(Collected data)
** begin **

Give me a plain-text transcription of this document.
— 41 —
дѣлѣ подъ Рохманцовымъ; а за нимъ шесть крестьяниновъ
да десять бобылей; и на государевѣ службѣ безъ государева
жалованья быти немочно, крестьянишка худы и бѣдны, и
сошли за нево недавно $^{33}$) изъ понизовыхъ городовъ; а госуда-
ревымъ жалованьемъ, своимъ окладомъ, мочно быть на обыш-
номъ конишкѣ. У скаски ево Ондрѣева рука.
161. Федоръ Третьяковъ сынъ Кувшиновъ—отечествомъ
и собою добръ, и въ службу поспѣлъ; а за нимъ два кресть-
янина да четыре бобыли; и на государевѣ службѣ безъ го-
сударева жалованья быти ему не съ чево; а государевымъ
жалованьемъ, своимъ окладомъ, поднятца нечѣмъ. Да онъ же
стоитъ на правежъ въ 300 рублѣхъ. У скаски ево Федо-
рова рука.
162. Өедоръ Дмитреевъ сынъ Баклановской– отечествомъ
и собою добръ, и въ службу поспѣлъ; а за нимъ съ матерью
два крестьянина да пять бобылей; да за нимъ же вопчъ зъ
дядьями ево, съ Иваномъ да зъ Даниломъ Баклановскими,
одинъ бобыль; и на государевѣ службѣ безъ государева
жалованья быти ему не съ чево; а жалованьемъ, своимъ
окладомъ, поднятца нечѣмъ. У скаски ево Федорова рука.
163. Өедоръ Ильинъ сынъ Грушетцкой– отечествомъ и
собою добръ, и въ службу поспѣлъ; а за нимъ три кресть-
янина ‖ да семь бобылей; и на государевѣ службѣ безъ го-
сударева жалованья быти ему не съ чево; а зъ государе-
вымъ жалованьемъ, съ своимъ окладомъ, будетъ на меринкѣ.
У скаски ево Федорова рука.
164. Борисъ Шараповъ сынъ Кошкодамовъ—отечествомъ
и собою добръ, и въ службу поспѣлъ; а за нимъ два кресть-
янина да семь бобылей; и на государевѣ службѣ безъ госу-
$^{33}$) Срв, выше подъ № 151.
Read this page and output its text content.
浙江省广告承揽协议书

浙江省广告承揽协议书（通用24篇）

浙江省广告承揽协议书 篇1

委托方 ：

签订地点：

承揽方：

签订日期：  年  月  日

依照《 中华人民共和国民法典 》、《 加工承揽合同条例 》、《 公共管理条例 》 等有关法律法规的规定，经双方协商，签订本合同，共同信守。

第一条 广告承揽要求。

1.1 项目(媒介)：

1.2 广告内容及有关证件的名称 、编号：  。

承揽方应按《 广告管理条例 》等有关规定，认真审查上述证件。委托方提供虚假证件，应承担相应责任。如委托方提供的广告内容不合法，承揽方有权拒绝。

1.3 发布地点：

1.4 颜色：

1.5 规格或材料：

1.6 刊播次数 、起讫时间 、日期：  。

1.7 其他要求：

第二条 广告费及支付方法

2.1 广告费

** end **

• [Exercise objective]: Transcribe every entry exactly, omitting nothing.

• [Exercise output]:
Give me a plain-text transcription of this document.
— 41 —
дѣлѣ подъ Рохманцовымъ; а за нимъ шесть крестьяниновъ
да десять бобылей; и на государевѣ службѣ безъ государева
жалованья быти немочно, крестьянишка худы и бѣдны, и
сошли за нево недавно $^{33}$) изъ понизовыхъ городовъ; а госуда-
ревымъ жалованьемъ, своимъ окладомъ, мочно быть на обыш-
номъ конишкѣ. У скаски ево Ондрѣева рука.
161. Федоръ Третьяковъ сынъ Кувшиновъ—отечествомъ
и собою добръ, и въ службу поспѣлъ; а за нимъ два кресть-
янина да четыре бобыли; и на государевѣ службѣ безъ го-
сударева жалованья быти ему не съ чево; а государевымъ
жалованьемъ, своимъ окладомъ, поднятца нечѣмъ. Да онъ же
стоитъ на правежъ въ 300 рублѣхъ. У скаски ево Федо-
рова рука.
162. Өедоръ Дмитреевъ сынъ Баклановской– отечествомъ
и собою добръ, и въ службу поспѣлъ; а за нимъ съ матерью
два крестьянина да пять бобылей; да за нимъ же вопчъ зъ
дядьями ево, съ Иваномъ да зъ Даниломъ Баклановскими,
одинъ бобыль; и на государевѣ службѣ безъ государева
жалованья быти ему не съ чево; а жалованьемъ, своимъ
окладомъ, поднятца нечѣмъ. У скаски ево Федорова рука.
163. Өедоръ Ильинъ сынъ Грушетцкой– отечествомъ и
собою добръ, и въ службу поспѣлъ; а за нимъ три кресть-
янина ‖ да семь бобылей; и на государевѣ службѣ безъ го-
сударева жалованья быти ему не съ чево; а зъ государе-
вымъ жалованьемъ, съ своимъ окладомъ, будетъ на меринкѣ.
У скаски ево Федорова рука.
164. Борисъ Шараповъ сынъ Кошкодамовъ—отечествомъ
и собою добръ, и въ службу поспѣлъ; а за нимъ два кресть-
янина да семь бобылей; и на государевѣ службѣ безъ госу-
$^{33}$) Срв, выше подъ № 151.
Read this page and output its text content.
浙江省广告承揽协议书

浙江省广告承揽协议书（通用24篇）

浙江省广告承揽协议书 篇1

委托方 ：

签订地点：

承揽方：

签订日期：  年  月  日

依照《 中华人民共和国民法典 》、《 加工承揽合同条例 》、《 公共管理条例 》 等有关法律法规的规定，经双方协商，签订本合同，共同信守。

第一条 广告承揽要求。

1.1 项目(媒介)：

1.2 广告内容及有关证件的名称 、编号：  。

承揽方应按《 广告管理条例 》等有关规定，认真审查上述证件。委托方提供虚假证件，应承担相应责任。如委托方提供的广告内容不合法，承揽方有权拒绝。

1.3 发布地点：

1.4 颜色：

1.5 规格或材料：

1.6 刊播次数 、起讫时间 、日期：  。

1.7 其他要求：

第二条 广告费及支付方法

2.1 广告费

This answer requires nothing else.